## WHAT TO DO
a. According to the Campylobacter abstract, why are farmed chickens the most likely place for resistant lineages to proliferate? Answer in one to three sentences.
b. Rewrite the paragraph of the Campylobacter abstract that begins "Background Antimicrobial resistance is increasing" as a short bulleted list that keeps its main facts.
c. Summarize the Campylobacter abstract in two sentences.

═══ SELECTED TEXT

Widespread acquisition of antimicrobial resistance among Campylobacter isolates from UK retail poultry and evidence for clonal expansion of resistant lineages
journal contributionposted on 2023-01-23, 15:34 authored by Helen M. L. Wimalarathna, Judith F. Richardson, Andy J. Lawson, Richard Elson, Richard Meldrum, Christine L. Little, Martin C. J. Maiden, Noel D. McCarthy, Samuel K. Sheppard
Background Antimicrobial resistance is increasing among clinical Campylobacter cases and is common among isolates from other sources, specifically retail poultry - a major source of human infection. In this study the antimicrobial susceptibility of isolates from a UK-wide survey of Campylobacter in retail poultry in 2001 and 2004–5 was investigated. The occurrence of phenotypes resistant to tetracycline, quinolones (ciprofloxacin and naladixic acid), erythromycin, chloramphenicol and aminoglycosides was quantified. This was compared with a phylogeny for these isolates based upon Multi Locus Sequence Typing (MLST) to investigate the pattern of antimicrobial resistance acquisition. Results Antimicrobial resistance was present in all lineage clusters, but statistical testing showed a non-random distribution. Erythromycin resistance was associated with Campylobacter coli. For all antimicrobials tested, resistant isolates were distributed among relatively distant lineages indicative of widespread acquisition. There was also evidence of clustering of resistance phenotypes within lineages; indicative of local expansion of resistant strains. Conclusions These results are consistent with the widespread acquisition of antimicrobial resistance among chicken associated Campylobacter isolates, either through mutation or horizontal gene transfer, and the expansion of these lineages as a proportion of the population. As Campylobacter are not known to multiply outside of the host and long-term carriage in humans is extremely infrequent in industrialized countries, the most likely location for the proliferation of resistant lineages is in farmed chickens.

══════
═══ DATASET

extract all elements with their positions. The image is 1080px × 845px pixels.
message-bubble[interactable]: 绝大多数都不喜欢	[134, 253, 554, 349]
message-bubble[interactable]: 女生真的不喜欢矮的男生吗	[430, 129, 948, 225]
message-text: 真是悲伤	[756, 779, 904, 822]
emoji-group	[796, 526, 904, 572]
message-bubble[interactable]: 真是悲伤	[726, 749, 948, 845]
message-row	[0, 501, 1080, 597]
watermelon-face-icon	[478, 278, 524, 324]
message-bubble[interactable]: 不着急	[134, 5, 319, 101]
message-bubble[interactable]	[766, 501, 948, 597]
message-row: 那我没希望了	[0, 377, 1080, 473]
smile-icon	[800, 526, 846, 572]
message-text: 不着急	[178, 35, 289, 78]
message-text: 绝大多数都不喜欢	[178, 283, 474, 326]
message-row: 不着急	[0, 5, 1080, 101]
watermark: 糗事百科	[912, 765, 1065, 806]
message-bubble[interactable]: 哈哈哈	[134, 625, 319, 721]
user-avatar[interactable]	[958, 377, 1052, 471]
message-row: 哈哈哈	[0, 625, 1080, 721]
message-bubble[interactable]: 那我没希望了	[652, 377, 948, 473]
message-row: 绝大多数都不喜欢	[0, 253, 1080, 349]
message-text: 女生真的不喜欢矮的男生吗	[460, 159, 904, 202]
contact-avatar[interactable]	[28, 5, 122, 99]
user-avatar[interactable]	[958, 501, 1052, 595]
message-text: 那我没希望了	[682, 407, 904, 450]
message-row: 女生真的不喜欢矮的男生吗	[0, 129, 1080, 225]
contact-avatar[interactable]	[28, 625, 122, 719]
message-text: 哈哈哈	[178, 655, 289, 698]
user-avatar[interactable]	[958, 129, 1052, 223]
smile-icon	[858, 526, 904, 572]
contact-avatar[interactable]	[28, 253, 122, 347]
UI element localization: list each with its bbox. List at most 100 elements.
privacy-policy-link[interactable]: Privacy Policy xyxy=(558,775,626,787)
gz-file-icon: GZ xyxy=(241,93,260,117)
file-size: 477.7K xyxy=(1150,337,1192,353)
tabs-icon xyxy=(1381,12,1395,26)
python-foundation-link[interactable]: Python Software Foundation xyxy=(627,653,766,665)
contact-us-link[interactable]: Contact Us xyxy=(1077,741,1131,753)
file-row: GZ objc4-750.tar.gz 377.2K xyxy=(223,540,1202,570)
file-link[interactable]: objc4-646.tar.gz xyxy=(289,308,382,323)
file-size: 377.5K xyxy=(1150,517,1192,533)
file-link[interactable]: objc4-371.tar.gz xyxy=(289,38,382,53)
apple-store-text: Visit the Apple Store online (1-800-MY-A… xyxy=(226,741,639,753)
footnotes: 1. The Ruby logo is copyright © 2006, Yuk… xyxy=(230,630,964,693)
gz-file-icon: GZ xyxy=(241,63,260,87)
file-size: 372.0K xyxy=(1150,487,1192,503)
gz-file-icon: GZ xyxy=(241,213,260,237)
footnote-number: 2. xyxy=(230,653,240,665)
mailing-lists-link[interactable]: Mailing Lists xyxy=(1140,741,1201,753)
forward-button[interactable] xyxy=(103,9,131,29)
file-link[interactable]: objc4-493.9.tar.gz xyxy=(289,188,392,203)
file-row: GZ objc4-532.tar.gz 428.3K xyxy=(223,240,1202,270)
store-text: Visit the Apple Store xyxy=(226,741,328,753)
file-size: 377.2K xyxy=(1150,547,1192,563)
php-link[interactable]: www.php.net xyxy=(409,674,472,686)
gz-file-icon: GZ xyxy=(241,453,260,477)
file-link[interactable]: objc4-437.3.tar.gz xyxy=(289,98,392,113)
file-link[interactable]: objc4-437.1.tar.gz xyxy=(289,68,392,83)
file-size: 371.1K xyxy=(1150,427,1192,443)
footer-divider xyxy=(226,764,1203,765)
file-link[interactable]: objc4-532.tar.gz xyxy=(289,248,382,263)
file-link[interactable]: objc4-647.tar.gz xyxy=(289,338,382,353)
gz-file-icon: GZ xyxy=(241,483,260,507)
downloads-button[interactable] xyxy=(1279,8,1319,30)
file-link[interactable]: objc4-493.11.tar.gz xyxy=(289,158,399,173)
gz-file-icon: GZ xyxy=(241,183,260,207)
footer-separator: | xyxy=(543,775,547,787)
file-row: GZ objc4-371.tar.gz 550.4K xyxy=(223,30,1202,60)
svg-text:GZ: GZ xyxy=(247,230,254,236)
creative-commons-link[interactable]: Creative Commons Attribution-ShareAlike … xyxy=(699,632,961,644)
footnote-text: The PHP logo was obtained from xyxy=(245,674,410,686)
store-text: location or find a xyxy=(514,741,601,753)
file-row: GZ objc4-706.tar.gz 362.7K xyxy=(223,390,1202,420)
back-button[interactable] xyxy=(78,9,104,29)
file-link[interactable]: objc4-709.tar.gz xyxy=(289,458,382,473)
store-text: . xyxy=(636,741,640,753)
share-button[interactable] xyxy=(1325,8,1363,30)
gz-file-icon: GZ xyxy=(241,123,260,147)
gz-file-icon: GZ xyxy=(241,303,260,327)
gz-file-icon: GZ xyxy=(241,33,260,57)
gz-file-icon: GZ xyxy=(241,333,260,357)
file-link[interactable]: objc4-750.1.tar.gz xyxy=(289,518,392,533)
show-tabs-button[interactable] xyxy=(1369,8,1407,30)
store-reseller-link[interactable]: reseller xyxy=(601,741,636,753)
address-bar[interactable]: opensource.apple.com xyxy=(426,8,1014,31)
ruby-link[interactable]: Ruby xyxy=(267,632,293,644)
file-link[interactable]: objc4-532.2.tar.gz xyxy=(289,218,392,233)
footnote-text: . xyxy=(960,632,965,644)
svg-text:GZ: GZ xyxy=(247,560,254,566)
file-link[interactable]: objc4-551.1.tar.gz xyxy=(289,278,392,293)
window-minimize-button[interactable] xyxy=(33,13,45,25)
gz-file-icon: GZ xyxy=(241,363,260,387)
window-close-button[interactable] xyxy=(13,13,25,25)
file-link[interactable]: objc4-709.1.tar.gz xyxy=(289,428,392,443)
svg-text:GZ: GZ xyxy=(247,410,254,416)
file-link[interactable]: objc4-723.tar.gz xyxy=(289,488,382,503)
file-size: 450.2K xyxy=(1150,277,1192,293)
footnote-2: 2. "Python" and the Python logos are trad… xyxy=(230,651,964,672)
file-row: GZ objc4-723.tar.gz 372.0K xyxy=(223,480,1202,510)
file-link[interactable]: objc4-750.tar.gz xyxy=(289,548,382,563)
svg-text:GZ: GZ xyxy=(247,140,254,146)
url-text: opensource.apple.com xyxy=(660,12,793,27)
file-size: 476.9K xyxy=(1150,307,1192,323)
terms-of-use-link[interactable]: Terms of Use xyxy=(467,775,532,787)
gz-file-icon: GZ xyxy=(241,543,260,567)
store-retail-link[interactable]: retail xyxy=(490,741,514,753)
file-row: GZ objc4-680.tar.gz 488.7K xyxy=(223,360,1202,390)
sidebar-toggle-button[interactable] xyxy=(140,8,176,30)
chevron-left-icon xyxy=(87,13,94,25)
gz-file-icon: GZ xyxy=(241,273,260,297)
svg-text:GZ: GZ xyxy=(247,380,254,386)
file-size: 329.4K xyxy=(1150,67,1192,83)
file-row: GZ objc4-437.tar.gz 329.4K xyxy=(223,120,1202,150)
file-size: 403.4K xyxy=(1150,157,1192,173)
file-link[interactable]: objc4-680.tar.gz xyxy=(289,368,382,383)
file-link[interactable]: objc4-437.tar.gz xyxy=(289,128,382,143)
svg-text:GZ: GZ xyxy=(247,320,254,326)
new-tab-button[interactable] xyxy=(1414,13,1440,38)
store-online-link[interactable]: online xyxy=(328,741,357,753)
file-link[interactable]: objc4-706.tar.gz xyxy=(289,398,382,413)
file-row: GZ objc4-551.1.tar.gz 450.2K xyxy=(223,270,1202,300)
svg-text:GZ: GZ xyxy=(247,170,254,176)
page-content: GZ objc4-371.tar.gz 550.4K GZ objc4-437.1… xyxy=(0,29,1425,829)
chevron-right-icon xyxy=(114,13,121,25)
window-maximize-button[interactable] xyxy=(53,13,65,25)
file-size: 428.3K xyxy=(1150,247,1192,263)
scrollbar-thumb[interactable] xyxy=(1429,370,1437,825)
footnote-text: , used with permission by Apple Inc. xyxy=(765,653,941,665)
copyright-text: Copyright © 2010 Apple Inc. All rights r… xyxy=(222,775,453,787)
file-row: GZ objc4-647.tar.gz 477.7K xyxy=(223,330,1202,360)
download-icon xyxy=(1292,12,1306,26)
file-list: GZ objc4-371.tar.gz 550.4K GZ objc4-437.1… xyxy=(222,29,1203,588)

══════

## TASK-BY-TASK ANSWERS
a. Campylobacter are not known to multiply outside of the host. Long-term carriage in humans is extremely infrequent in industrialized countries. That leaves farmed chickens as the most likely location for resistant lineages to proliferate.

b.
- Antimicrobial resistance is rising among clinical Campylobacter cases and is common in isolates from retail poultry, a major source of human infection.
- The study examined antimicrobial susceptibility of isolates from a UK-wide survey of retail poultry in 2001 and 2004–5.
- Resistance to tetracycline, quinolones (ciprofloxacin and naladixic acid), erythromycin, chloramphenicol and aminoglycosides was quantified and compared with an MLST-based phylogeny.
- Resistance appeared in all lineage clusters but was not randomly distributed.
- Erythromycin resistance was associated with Campylobacter coli.
- Resistant isolates occurred in relatively distant lineages, indicating widespread acquisition.
- Resistance also clustered within lineages, indicating local expansion of resistant strains.
- The results fit widespread acquisition of resistance, by mutation or horizontal gene transfer, followed by expansion of those lineages.
- Farmed chickens are the most likely place for resistant lineages to proliferate, because Campylobacter are not known to multiply outside the host and long-term human carriage is extremely infrequent in industrialized countries.

c. The study measured resistance to several antimicrobials in Campylobacter isolates from UK retail poultry and compared it with an MLST-based phylogeny. Resistance was found across distant lineages and also clustered within lineages, which is consistent with widespread acquisition and expansion of resistant strains, most likely in farmed chickens.